Work required:
Would you transcribe all of the data exactly, down to the last character?

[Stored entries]
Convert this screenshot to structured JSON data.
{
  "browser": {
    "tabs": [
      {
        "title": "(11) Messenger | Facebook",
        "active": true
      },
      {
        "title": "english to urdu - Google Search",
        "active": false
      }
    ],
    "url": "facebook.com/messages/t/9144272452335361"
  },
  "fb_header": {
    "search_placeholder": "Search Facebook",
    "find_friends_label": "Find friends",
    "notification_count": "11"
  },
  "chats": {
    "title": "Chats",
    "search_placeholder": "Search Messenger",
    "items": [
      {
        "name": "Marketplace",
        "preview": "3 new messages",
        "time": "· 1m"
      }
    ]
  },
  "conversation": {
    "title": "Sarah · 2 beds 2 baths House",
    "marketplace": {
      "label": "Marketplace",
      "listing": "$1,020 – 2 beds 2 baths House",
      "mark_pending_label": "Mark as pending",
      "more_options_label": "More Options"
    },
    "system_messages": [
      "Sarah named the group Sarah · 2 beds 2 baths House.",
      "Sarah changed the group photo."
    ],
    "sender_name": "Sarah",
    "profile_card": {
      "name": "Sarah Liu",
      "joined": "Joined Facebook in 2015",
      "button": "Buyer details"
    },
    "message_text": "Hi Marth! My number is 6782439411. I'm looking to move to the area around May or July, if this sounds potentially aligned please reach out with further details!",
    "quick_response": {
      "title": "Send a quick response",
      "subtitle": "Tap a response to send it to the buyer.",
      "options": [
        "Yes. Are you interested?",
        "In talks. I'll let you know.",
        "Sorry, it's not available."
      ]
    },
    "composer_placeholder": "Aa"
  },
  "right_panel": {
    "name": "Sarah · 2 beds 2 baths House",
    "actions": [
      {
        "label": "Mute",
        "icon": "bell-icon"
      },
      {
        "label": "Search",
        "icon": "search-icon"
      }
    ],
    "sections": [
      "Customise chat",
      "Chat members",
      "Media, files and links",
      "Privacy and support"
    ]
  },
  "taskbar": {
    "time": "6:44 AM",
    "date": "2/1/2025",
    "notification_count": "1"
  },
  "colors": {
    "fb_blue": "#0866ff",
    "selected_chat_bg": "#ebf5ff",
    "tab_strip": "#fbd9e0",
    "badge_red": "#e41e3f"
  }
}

Result of the task:
Convert this screenshot to structured JSON data.
{
  "browser": {
    "tabs": [
      {
        "title": "(11) Messenger | Facebook",
        "active": true
      },
      {
        "title": "english to urdu - Google Search",
        "active": false
      }
    ],
    "url": "facebook.com/messages/t/9144272452335361"
  },
  "fb_header": {
    "search_placeholder": "Search Facebook",
    "find_friends_label": "Find friends",
    "notification_count": "11"
  },
  "chats": {
    "title": "Chats",
    "search_placeholder": "Search Messenger",
    "items": [
      {
        "name": "Marketplace",
        "preview": "3 new messages",
        "time": "· 1m"
      }
    ]
  },
  "conversation": {
    "title": "Sarah · 2 beds 2 baths House",
    "marketplace": {
      "label": "Marketplace",
      "listing": "$1,020 – 2 beds 2 baths House",
      "mark_pending_label": "Mark as pending",
      "more_options_label": "More Options"
    },
    "system_messages": [
      "Sarah named the group Sarah · 2 beds 2 baths House.",
      "Sarah changed the group photo."
    ],
    "sender_name": "Sarah",
    "profile_card": {
      "name": "Sarah Liu",
      "joined": "Joined Facebook in 2015",
      "button": "Buyer details"
    },
    "message_text": "Hi Marth! My number is 6782439411. I'm looking to move to the area around May or July, if this sounds potentially aligned please reach out with further details!",
    "quick_response": {
      "title": "Send a quick response",
      "subtitle": "Tap a response to send it to the buyer.",
      "options": [
        "Yes. Are you interested?",
        "In talks. I'll let you know.",
        "Sorry, it's not available."
      ]
    },
    "composer_placeholder": "Aa"
  },
  "right_panel": {
    "name": "Sarah · 2 beds 2 baths House",
    "actions": [
      {
        "label": "Mute",
        "icon": "bell-icon"
      },
      {
        "label": "Search",
        "icon": "search-icon"
      }
    ],
    "sections": [
      "Customise chat",
      "Chat members",
      "Media, files and links",
      "Privacy and support"
    ]
  },
  "taskbar": {
    "time": "6:44 AM",
    "date": "2/1/2025",
    "notification_count": "1"
  },
  "colors": {
    "fb_blue": "#0866ff",
    "selected_chat_bg": "#ebf5ff",
    "tab_strip": "#fbd9e0",
    "badge_red": "#e41e3f"
  }
}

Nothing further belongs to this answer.